### Task inputs
··········

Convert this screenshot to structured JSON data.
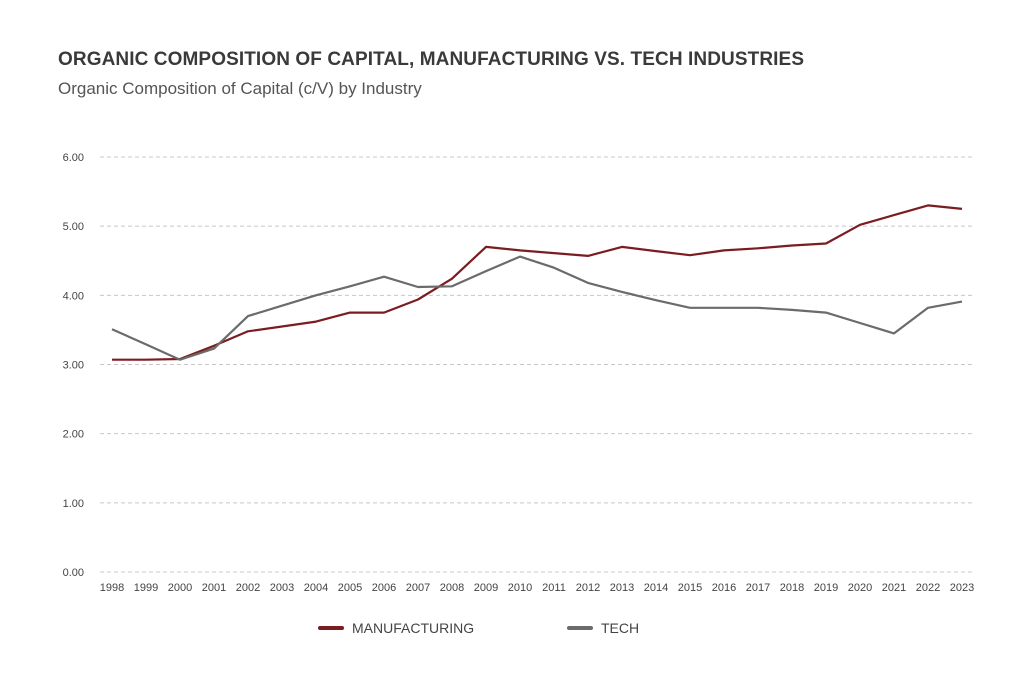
{
  "chart_data": {
    "type": "line",
    "title": "ORGANIC COMPOSITION OF CAPITAL, MANUFACTURING VS. TECH INDUSTRIES",
    "subtitle": "Organic Composition of Capital (c/V) by Industry",
    "xlabel": "",
    "ylabel": "",
    "ylim": [
      0,
      6
    ],
    "y_ticks": [
      "0.00",
      "1.00",
      "2.00",
      "3.00",
      "4.00",
      "5.00",
      "6.00"
    ],
    "y_tick_values": [
      0,
      1,
      2,
      3,
      4,
      5,
      6
    ],
    "grid": true,
    "legend_position": "bottom",
    "x": [
      "1998",
      "1999",
      "2000",
      "2001",
      "2002",
      "2003",
      "2004",
      "2005",
      "2006",
      "2007",
      "2008",
      "2009",
      "2010",
      "2011",
      "2012",
      "2013",
      "2014",
      "2015",
      "2016",
      "2017",
      "2018",
      "2019",
      "2020",
      "2021",
      "2022",
      "2023"
    ],
    "series": [
      {
        "name": "MANUFACTURING",
        "color": "#7b1c20",
        "values": [
          3.07,
          3.07,
          3.08,
          3.27,
          3.48,
          3.55,
          3.62,
          3.75,
          3.75,
          3.94,
          4.24,
          4.7,
          4.65,
          4.61,
          4.57,
          4.7,
          4.64,
          4.58,
          4.65,
          4.68,
          4.72,
          4.75,
          5.02,
          5.16,
          5.3,
          5.25
        ]
      },
      {
        "name": "TECH",
        "color": "#6b6b6b",
        "values": [
          3.51,
          3.29,
          3.07,
          3.23,
          3.7,
          3.85,
          4.0,
          4.13,
          4.27,
          4.12,
          4.13,
          4.35,
          4.56,
          4.4,
          4.18,
          4.05,
          3.93,
          3.82,
          3.82,
          3.82,
          3.79,
          3.75,
          3.6,
          3.45,
          3.82,
          3.91
        ]
      }
    ]
  }
}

··········

Write out each entry exactly as given, but skip the pictures.

### Solution to this exercise
Convert this screenshot to structured JSON data.
{
  "chart_data": {
    "type": "line",
    "title": "ORGANIC COMPOSITION OF CAPITAL, MANUFACTURING VS. TECH INDUSTRIES",
    "subtitle": "Organic Composition of Capital (c/V) by Industry",
    "xlabel": "",
    "ylabel": "",
    "ylim": [
      0,
      6
    ],
    "y_ticks": [
      "0.00",
      "1.00",
      "2.00",
      "3.00",
      "4.00",
      "5.00",
      "6.00"
    ],
    "y_tick_values": [
      0,
      1,
      2,
      3,
      4,
      5,
      6
    ],
    "grid": true,
    "legend_position": "bottom",
    "x": [
      "1998",
      "1999",
      "2000",
      "2001",
      "2002",
      "2003",
      "2004",
      "2005",
      "2006",
      "2007",
      "2008",
      "2009",
      "2010",
      "2011",
      "2012",
      "2013",
      "2014",
      "2015",
      "2016",
      "2017",
      "2018",
      "2019",
      "2020",
      "2021",
      "2022",
      "2023"
    ],
    "series": [
      {
        "name": "MANUFACTURING",
        "color": "#7b1c20",
        "values": [
          3.07,
          3.07,
          3.08,
          3.27,
          3.48,
          3.55,
          3.62,
          3.75,
          3.75,
          3.94,
          4.24,
          4.7,
          4.65,
          4.61,
          4.57,
          4.7,
          4.64,
          4.58,
          4.65,
          4.68,
          4.72,
          4.75,
          5.02,
          5.16,
          5.3,
          5.25
        ]
      },
      {
        "name": "TECH",
        "color": "#6b6b6b",
        "values": [
          3.51,
          3.29,
          3.07,
          3.23,
          3.7,
          3.85,
          4.0,
          4.13,
          4.27,
          4.12,
          4.13,
          4.35,
          4.56,
          4.4,
          4.18,
          4.05,
          3.93,
          3.82,
          3.82,
          3.82,
          3.79,
          3.75,
          3.6,
          3.45,
          3.82,
          3.91
        ]
      }
    ]
  }
}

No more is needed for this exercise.